● TASK DESCRIPTION
Retype all material exactly. Pictures stay out of the copy.

/---

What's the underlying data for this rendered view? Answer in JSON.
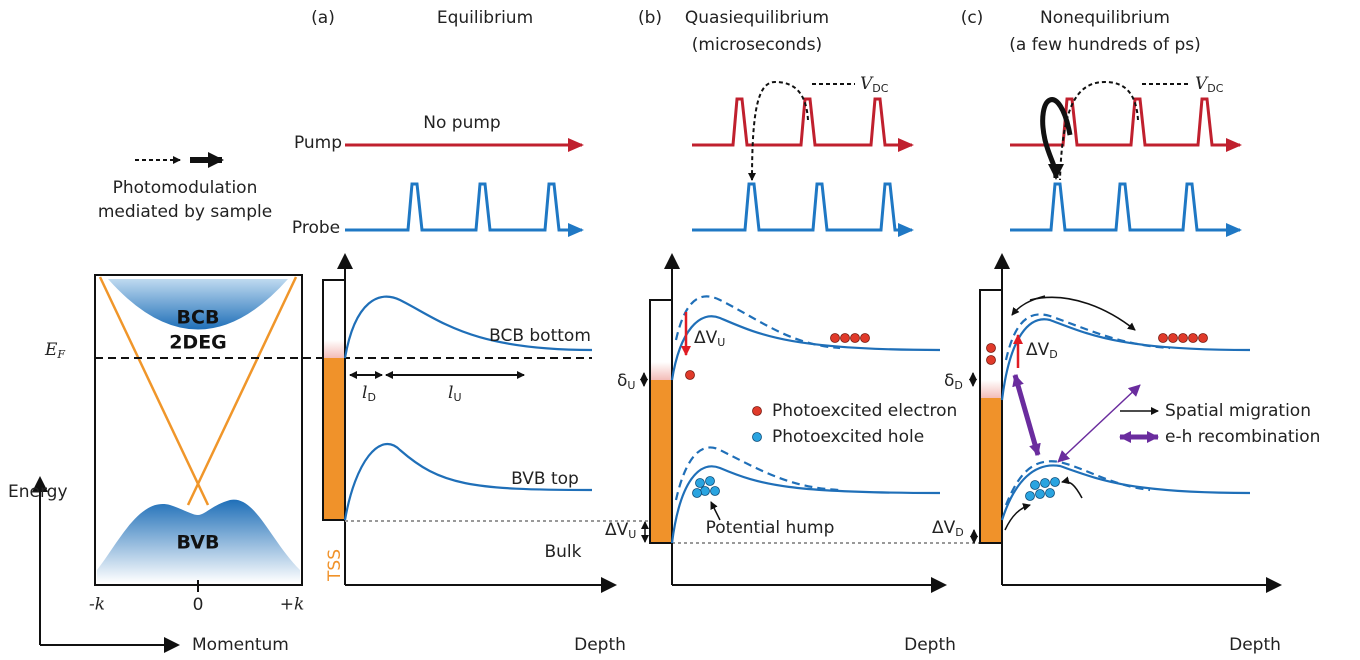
{
  "panels": [
    {
      "tag": "(a)",
      "title": [
        "Equilibrium"
      ]
    },
    {
      "tag": "(b)",
      "title": [
        "Quasiequilibrium",
        "(microseconds)"
      ]
    },
    {
      "tag": "(c)",
      "title": [
        "Nonequilibrium",
        "(a few hundreds of ps)"
      ]
    }
  ],
  "legend": {
    "pump": "Pump",
    "probe": "Probe",
    "no_pump": "No pump",
    "photomodulation": [
      "Photomodulation",
      "mediated by sample"
    ]
  },
  "vdc": {
    "symbol": "V",
    "subscript": "DC"
  },
  "band_structure": {
    "bcb": "BCB",
    "twodeg": "2DEG",
    "fermi": {
      "symbol": "E",
      "subscript": "F"
    },
    "bvb": "BVB",
    "k_ticks": [
      "-k",
      "0",
      "+k"
    ],
    "energy": "Energy",
    "momentum": "Momentum"
  },
  "equilibrium": {
    "tss": "TSS",
    "bcb_bottom": "BCB bottom",
    "bvb_top": "BVB top",
    "bulk": "Bulk",
    "l_d": {
      "symbol": "l",
      "subscript": "D"
    },
    "l_u": {
      "symbol": "l",
      "subscript": "U"
    }
  },
  "depth": "Depth",
  "quasi": {
    "delta_u": {
      "symbol": "δ",
      "subscript": "U"
    },
    "dv_u": {
      "symbol": "ΔV",
      "subscript": "U"
    },
    "electron": "Photoexcited electron",
    "hole": "Photoexcited hole",
    "hump": "Potential hump"
  },
  "noneq": {
    "delta_d": {
      "symbol": "δ",
      "subscript": "D"
    },
    "dv_d": {
      "symbol": "ΔV",
      "subscript": "D"
    },
    "migration": "Spatial migration",
    "recombination": "e-h recombination"
  }
}
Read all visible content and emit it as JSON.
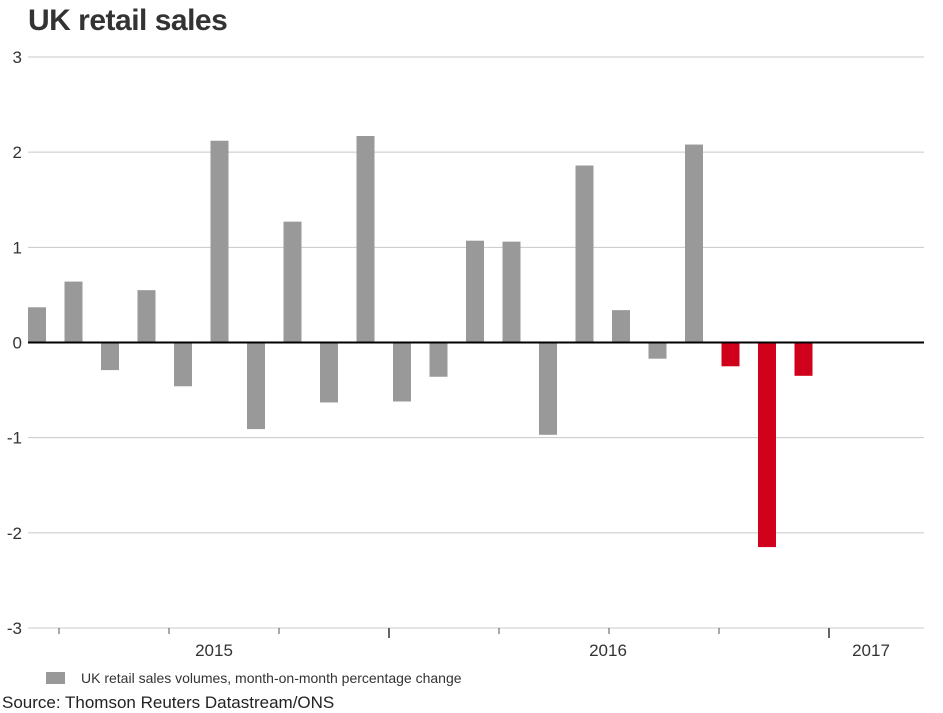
{
  "title": "UK retail sales",
  "legend": {
    "label": "UK retail sales volumes, month-on-month percentage change"
  },
  "source": "Source: Thomson Reuters Datastream/ONS",
  "colors": {
    "positive_gray": "#999999",
    "highlight_red": "#d0021b",
    "zero_line": "#000000",
    "grid": "#c8c8c8"
  },
  "chart_data": {
    "type": "bar",
    "title": "UK retail sales",
    "xlabel": "",
    "ylabel": "",
    "ylim": [
      -3,
      3
    ],
    "yticks": [
      3,
      2,
      1,
      0,
      -1,
      -2,
      -3
    ],
    "year_labels": [
      "2015",
      "2016",
      "2017"
    ],
    "grid": true,
    "series": [
      {
        "name": "UK retail sales volumes, month-on-month percentage change",
        "values": [
          0.37,
          0.64,
          -0.29,
          0.55,
          -0.46,
          2.12,
          -0.91,
          1.27,
          -0.63,
          2.17,
          -0.62,
          -0.36,
          1.07,
          1.06,
          -0.97,
          1.86,
          0.34,
          -0.17,
          2.08,
          -0.25,
          -2.15,
          -0.35
        ]
      }
    ],
    "highlighted_last": 3
  }
}
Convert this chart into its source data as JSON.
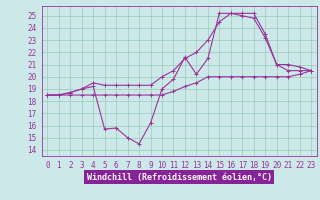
{
  "bg_color": "#cde8e8",
  "line_color": "#993399",
  "grid_color": "#99ccbb",
  "xlabel": "Windchill (Refroidissement éolien,°C)",
  "xlabel_bg": "#882299",
  "ylim": [
    13.5,
    25.8
  ],
  "xlim": [
    -0.5,
    23.5
  ],
  "yticks": [
    14,
    15,
    16,
    17,
    18,
    19,
    20,
    21,
    22,
    23,
    24,
    25
  ],
  "xtick_labels": [
    "0",
    "1",
    "2",
    "3",
    "4",
    "5",
    "6",
    "7",
    "8",
    "9",
    "10",
    "11",
    "12",
    "13",
    "14",
    "15",
    "16",
    "17",
    "18",
    "19",
    "20",
    "21",
    "22",
    "23"
  ],
  "line1_x": [
    0,
    1,
    2,
    3,
    4,
    5,
    6,
    7,
    8,
    9,
    10,
    11,
    12,
    13,
    14,
    15,
    16,
    17,
    18,
    19,
    20,
    21,
    22,
    23
  ],
  "line1_y": [
    18.5,
    18.5,
    18.7,
    19.0,
    19.2,
    15.7,
    15.8,
    15.0,
    14.5,
    16.2,
    19.0,
    19.8,
    21.6,
    20.2,
    21.5,
    25.2,
    25.2,
    25.2,
    25.2,
    23.5,
    21.0,
    21.0,
    20.8,
    20.5
  ],
  "line2_x": [
    0,
    1,
    2,
    3,
    4,
    5,
    6,
    7,
    8,
    9,
    10,
    11,
    12,
    13,
    14,
    15,
    16,
    17,
    18,
    19,
    20,
    21,
    22,
    23
  ],
  "line2_y": [
    18.5,
    18.5,
    18.7,
    19.0,
    19.5,
    19.3,
    19.3,
    19.3,
    19.3,
    19.3,
    20.0,
    20.5,
    21.5,
    22.0,
    23.0,
    24.5,
    25.2,
    25.0,
    24.8,
    23.2,
    21.0,
    20.5,
    20.5,
    20.5
  ],
  "line3_x": [
    0,
    1,
    2,
    3,
    4,
    5,
    6,
    7,
    8,
    9,
    10,
    11,
    12,
    13,
    14,
    15,
    16,
    17,
    18,
    19,
    20,
    21,
    22,
    23
  ],
  "line3_y": [
    18.5,
    18.5,
    18.5,
    18.5,
    18.5,
    18.5,
    18.5,
    18.5,
    18.5,
    18.5,
    18.5,
    18.8,
    19.2,
    19.5,
    20.0,
    20.0,
    20.0,
    20.0,
    20.0,
    20.0,
    20.0,
    20.0,
    20.2,
    20.5
  ],
  "tick_fontsize": 5.5,
  "xlabel_fontsize": 6.0,
  "lw": 0.8,
  "ms": 2.5,
  "mew": 0.7
}
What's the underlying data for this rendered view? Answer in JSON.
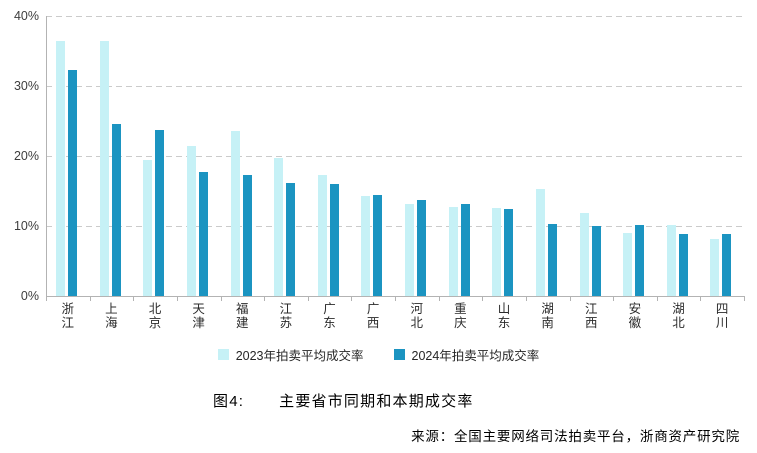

\---

● TASK OUTPUT
What's the underlying data for this rendered view? Answer in JSON.
{
  "panels": [
    {
      "tag": "(a)",
      "title": [
        "Equilibrium"
      ]
    },
    {
      "tag": "(b)",
      "title": [
        "Quasiequilibrium",
        "(microseconds)"
      ]
    },
    {
      "tag": "(c)",
      "title": [
        "Nonequilibrium",
        "(a few hundreds of ps)"
      ]
    }
  ],
  "legend": {
    "pump": "Pump",
    "probe": "Probe",
    "no_pump": "No pump",
    "photomodulation": [
      "Photomodulation",
      "mediated by sample"
    ]
  },
  "vdc": {
    "symbol": "V",
    "subscript": "DC"
  },
  "band_structure": {
    "bcb": "BCB",
    "twodeg": "2DEG",
    "fermi": {
      "symbol": "E",
      "subscript": "F"
    },
    "bvb": "BVB",
    "k_ticks": [
      "-k",
      "0",
      "+k"
    ],
    "energy": "Energy",
    "momentum": "Momentum"
  },
  "equilibrium": {
    "tss": "TSS",
    "bcb_bottom": "BCB bottom",
    "bvb_top": "BVB top",
    "bulk": "Bulk",
    "l_d": {
      "symbol": "l",
      "subscript": "D"
    },
    "l_u": {
      "symbol": "l",
      "subscript": "U"
    }
  },
  "depth": "Depth",
  "quasi": {
    "delta_u": {
      "symbol": "δ",
      "subscript": "U"
    },
    "dv_u": {
      "symbol": "ΔV",
      "subscript": "U"
    },
    "electron": "Photoexcited electron",
    "hole": "Photoexcited hole",
    "hump": "Potential hump"
  },
  "noneq": {
    "delta_d": {
      "symbol": "δ",
      "subscript": "D"
    },
    "dv_d": {
      "symbol": "ΔV",
      "subscript": "D"
    },
    "migration": "Spatial migration",
    "recombination": "e-h recombination"
  }
}
Read all visible content and emit it as JSON.
{
  "title": "UK retail sales",
  "legend": {
    "label": "UK retail sales volumes, month-on-month percentage change"
  },
  "source": "Source: Thomson Reuters Datastream/ONS",
  "colors": {
    "positive_gray": "#999999",
    "highlight_red": "#d0021b",
    "zero_line": "#000000",
    "grid": "#c8c8c8"
  },
  "chart_data": {
    "type": "bar",
    "title": "UK retail sales",
    "xlabel": "",
    "ylabel": "",
    "ylim": [
      -3,
      3
    ],
    "yticks": [
      3,
      2,
      1,
      0,
      -1,
      -2,
      -3
    ],
    "year_labels": [
      "2015",
      "2016",
      "2017"
    ],
    "grid": true,
    "series": [
      {
        "name": "UK retail sales volumes, month-on-month percentage change",
        "values": [
          0.37,
          0.64,
          -0.29,
          0.55,
          -0.46,
          2.12,
          -0.91,
          1.27,
          -0.63,
          2.17,
          -0.62,
          -0.36,
          1.07,
          1.06,
          -0.97,
          1.86,
          0.34,
          -0.17,
          2.08,
          -0.25,
          -2.15,
          -0.35
        ]
      }
    ],
    "highlighted_last": 3
  }
}
Convert this chart into its source data as JSON.
{
  "bg_color": "#cde8e8",
  "line_color": "#993399",
  "grid_color": "#99ccbb",
  "xlabel": "Windchill (Refroidissement éolien,°C)",
  "xlabel_bg": "#882299",
  "ylim": [
    13.5,
    25.8
  ],
  "xlim": [
    -0.5,
    23.5
  ],
  "yticks": [
    14,
    15,
    16,
    17,
    18,
    19,
    20,
    21,
    22,
    23,
    24,
    25
  ],
  "xtick_labels": [
    "0",
    "1",
    "2",
    "3",
    "4",
    "5",
    "6",
    "7",
    "8",
    "9",
    "10",
    "11",
    "12",
    "13",
    "14",
    "15",
    "16",
    "17",
    "18",
    "19",
    "20",
    "21",
    "22",
    "23"
  ],
  "line1_x": [
    0,
    1,
    2,
    3,
    4,
    5,
    6,
    7,
    8,
    9,
    10,
    11,
    12,
    13,
    14,
    15,
    16,
    17,
    18,
    19,
    20,
    21,
    22,
    23
  ],
  "line1_y": [
    18.5,
    18.5,
    18.7,
    19.0,
    19.2,
    15.7,
    15.8,
    15.0,
    14.5,
    16.2,
    19.0,
    19.8,
    21.6,
    20.2,
    21.5,
    25.2,
    25.2,
    25.2,
    25.2,
    23.5,
    21.0,
    21.0,
    20.8,
    20.5
  ],
  "line2_x": [
    0,
    1,
    2,
    3,
    4,
    5,
    6,
    7,
    8,
    9,
    10,
    11,
    12,
    13,
    14,
    15,
    16,
    17,
    18,
    19,
    20,
    21,
    22,
    23
  ],
  "line2_y": [
    18.5,
    18.5,
    18.7,
    19.0,
    19.5,
    19.3,
    19.3,
    19.3,
    19.3,
    19.3,
    20.0,
    20.5,
    21.5,
    22.0,
    23.0,
    24.5,
    25.2,
    25.0,
    24.8,
    23.2,
    21.0,
    20.5,
    20.5,
    20.5
  ],
  "line3_x": [
    0,
    1,
    2,
    3,
    4,
    5,
    6,
    7,
    8,
    9,
    10,
    11,
    12,
    13,
    14,
    15,
    16,
    17,
    18,
    19,
    20,
    21,
    22,
    23
  ],
  "line3_y": [
    18.5,
    18.5,
    18.5,
    18.5,
    18.5,
    18.5,
    18.5,
    18.5,
    18.5,
    18.5,
    18.5,
    18.8,
    19.2,
    19.5,
    20.0,
    20.0,
    20.0,
    20.0,
    20.0,
    20.0,
    20.0,
    20.0,
    20.2,
    20.5
  ],
  "tick_fontsize": 5.5,
  "xlabel_fontsize": 6.0,
  "lw": 0.8,
  "ms": 2.5,
  "mew": 0.7
}
What's the underlying data for this rendered view? Answer in JSON.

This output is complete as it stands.